## TASK BRIEF
Print every entry exactly as written.

## DATA RECORDS
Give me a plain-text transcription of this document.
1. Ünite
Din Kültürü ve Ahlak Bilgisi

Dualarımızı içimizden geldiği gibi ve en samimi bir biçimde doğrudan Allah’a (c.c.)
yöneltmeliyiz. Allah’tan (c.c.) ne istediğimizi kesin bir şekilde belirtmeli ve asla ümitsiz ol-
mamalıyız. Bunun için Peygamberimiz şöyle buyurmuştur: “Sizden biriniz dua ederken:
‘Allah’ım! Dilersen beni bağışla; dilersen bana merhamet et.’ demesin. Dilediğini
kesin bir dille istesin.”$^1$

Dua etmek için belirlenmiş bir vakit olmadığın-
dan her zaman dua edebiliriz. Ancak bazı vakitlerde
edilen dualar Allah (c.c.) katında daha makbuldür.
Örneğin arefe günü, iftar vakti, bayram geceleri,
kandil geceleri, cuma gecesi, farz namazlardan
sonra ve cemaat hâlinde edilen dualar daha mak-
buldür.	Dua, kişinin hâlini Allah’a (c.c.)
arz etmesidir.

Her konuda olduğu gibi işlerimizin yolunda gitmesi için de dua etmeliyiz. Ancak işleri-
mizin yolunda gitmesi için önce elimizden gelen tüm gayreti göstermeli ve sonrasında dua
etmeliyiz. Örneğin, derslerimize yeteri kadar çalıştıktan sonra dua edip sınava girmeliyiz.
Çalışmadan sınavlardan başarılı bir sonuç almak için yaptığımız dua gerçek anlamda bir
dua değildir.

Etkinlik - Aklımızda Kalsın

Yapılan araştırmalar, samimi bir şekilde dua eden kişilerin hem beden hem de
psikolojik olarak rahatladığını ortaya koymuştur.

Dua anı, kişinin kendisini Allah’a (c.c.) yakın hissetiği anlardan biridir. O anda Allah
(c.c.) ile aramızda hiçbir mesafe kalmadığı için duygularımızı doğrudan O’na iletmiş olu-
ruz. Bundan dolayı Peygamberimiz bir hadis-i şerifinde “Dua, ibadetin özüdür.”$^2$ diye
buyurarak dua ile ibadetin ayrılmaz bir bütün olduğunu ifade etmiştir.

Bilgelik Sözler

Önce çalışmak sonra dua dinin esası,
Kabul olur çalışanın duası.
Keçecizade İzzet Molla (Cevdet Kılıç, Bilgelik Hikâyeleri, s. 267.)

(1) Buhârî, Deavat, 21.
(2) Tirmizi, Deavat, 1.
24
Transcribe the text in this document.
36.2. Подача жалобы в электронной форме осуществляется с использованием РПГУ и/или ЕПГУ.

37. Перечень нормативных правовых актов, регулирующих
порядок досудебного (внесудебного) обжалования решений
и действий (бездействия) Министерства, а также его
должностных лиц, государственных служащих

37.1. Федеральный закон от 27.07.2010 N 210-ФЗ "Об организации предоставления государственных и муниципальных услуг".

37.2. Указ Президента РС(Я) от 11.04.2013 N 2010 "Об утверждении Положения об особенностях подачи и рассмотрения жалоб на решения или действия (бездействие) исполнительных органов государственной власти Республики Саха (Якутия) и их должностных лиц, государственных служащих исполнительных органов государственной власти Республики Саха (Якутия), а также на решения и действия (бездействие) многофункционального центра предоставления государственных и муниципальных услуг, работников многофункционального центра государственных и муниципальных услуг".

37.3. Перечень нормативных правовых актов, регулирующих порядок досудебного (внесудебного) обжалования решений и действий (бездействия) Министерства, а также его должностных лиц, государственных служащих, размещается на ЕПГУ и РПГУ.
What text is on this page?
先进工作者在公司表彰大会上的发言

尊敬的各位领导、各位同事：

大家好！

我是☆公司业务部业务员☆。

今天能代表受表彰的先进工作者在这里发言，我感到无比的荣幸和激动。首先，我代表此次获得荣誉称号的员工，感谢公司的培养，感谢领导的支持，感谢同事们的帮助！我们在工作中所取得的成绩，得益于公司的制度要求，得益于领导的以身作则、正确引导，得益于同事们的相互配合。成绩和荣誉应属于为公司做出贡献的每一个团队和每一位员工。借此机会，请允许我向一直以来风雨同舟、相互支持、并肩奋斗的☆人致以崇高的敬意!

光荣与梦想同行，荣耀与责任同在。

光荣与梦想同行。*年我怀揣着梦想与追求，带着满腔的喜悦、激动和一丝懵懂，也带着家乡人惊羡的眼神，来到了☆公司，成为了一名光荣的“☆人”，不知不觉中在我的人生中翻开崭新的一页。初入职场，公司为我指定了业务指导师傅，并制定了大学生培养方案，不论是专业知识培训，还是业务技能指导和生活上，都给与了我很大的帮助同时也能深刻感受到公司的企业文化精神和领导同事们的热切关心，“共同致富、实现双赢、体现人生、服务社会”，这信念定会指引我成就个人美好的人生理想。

## SOLUTION FOR THIS TASK
Give me a plain-text transcription of this document.
1. Ünite
Din Kültürü ve Ahlak Bilgisi

Dualarımızı içimizden geldiği gibi ve en samimi bir biçimde doğrudan Allah’a (c.c.)
yöneltmeliyiz. Allah’tan (c.c.) ne istediğimizi kesin bir şekilde belirtmeli ve asla ümitsiz ol-
mamalıyız. Bunun için Peygamberimiz şöyle buyurmuştur: “Sizden biriniz dua ederken:
‘Allah’ım! Dilersen beni bağışla; dilersen bana merhamet et.’ demesin. Dilediğini
kesin bir dille istesin.”$^1$

Dua etmek için belirlenmiş bir vakit olmadığın-
dan her zaman dua edebiliriz. Ancak bazı vakitlerde
edilen dualar Allah (c.c.) katında daha makbuldür.
Örneğin arefe günü, iftar vakti, bayram geceleri,
kandil geceleri, cuma gecesi, farz namazlardan
sonra ve cemaat hâlinde edilen dualar daha mak-
buldür.	Dua, kişinin hâlini Allah’a (c.c.)
arz etmesidir.

Her konuda olduğu gibi işlerimizin yolunda gitmesi için de dua etmeliyiz. Ancak işleri-
mizin yolunda gitmesi için önce elimizden gelen tüm gayreti göstermeli ve sonrasında dua
etmeliyiz. Örneğin, derslerimize yeteri kadar çalıştıktan sonra dua edip sınava girmeliyiz.
Çalışmadan sınavlardan başarılı bir sonuç almak için yaptığımız dua gerçek anlamda bir
dua değildir.

Etkinlik - Aklımızda Kalsın

Yapılan araştırmalar, samimi bir şekilde dua eden kişilerin hem beden hem de
psikolojik olarak rahatladığını ortaya koymuştur.

Dua anı, kişinin kendisini Allah’a (c.c.) yakın hissetiği anlardan biridir. O anda Allah
(c.c.) ile aramızda hiçbir mesafe kalmadığı için duygularımızı doğrudan O’na iletmiş olu-
ruz. Bundan dolayı Peygamberimiz bir hadis-i şerifinde “Dua, ibadetin özüdür.”$^2$ diye
buyurarak dua ile ibadetin ayrılmaz bir bütün olduğunu ifade etmiştir.

Bilgelik Sözler

Önce çalışmak sonra dua dinin esası,
Kabul olur çalışanın duası.
Keçecizade İzzet Molla (Cevdet Kılıç, Bilgelik Hikâyeleri, s. 267.)

(1) Buhârî, Deavat, 21.
(2) Tirmizi, Deavat, 1.
24
Transcribe the text in this document.
36.2. Подача жалобы в электронной форме осуществляется с использованием РПГУ и/или ЕПГУ.

37. Перечень нормативных правовых актов, регулирующих
порядок досудебного (внесудебного) обжалования решений
и действий (бездействия) Министерства, а также его
должностных лиц, государственных служащих

37.1. Федеральный закон от 27.07.2010 N 210-ФЗ "Об организации предоставления государственных и муниципальных услуг".

37.2. Указ Президента РС(Я) от 11.04.2013 N 2010 "Об утверждении Положения об особенностях подачи и рассмотрения жалоб на решения или действия (бездействие) исполнительных органов государственной власти Республики Саха (Якутия) и их должностных лиц, государственных служащих исполнительных органов государственной власти Республики Саха (Якутия), а также на решения и действия (бездействие) многофункционального центра предоставления государственных и муниципальных услуг, работников многофункционального центра государственных и муниципальных услуг".

37.3. Перечень нормативных правовых актов, регулирующих порядок досудебного (внесудебного) обжалования решений и действий (бездействия) Министерства, а также его должностных лиц, государственных служащих, размещается на ЕПГУ и РПГУ.
What text is on this page?
先进工作者在公司表彰大会上的发言

尊敬的各位领导、各位同事：

大家好！

我是☆公司业务部业务员☆。

今天能代表受表彰的先进工作者在这里发言，我感到无比的荣幸和激动。首先，我代表此次获得荣誉称号的员工，感谢公司的培养，感谢领导的支持，感谢同事们的帮助！我们在工作中所取得的成绩，得益于公司的制度要求，得益于领导的以身作则、正确引导，得益于同事们的相互配合。成绩和荣誉应属于为公司做出贡献的每一个团队和每一位员工。借此机会，请允许我向一直以来风雨同舟、相互支持、并肩奋斗的☆人致以崇高的敬意!

光荣与梦想同行，荣耀与责任同在。

光荣与梦想同行。*年我怀揣着梦想与追求，带着满腔的喜悦、激动和一丝懵懂，也带着家乡人惊羡的眼神，来到了☆公司，成为了一名光荣的“☆人”，不知不觉中在我的人生中翻开崭新的一页。初入职场，公司为我指定了业务指导师傅，并制定了大学生培养方案，不论是专业知识培训，还是业务技能指导和生活上，都给与了我很大的帮助同时也能深刻感受到公司的企业文化精神和领导同事们的热切关心，“共同致富、实现双赢、体现人生、服务社会”，这信念定会指引我成就个人美好的人生理想。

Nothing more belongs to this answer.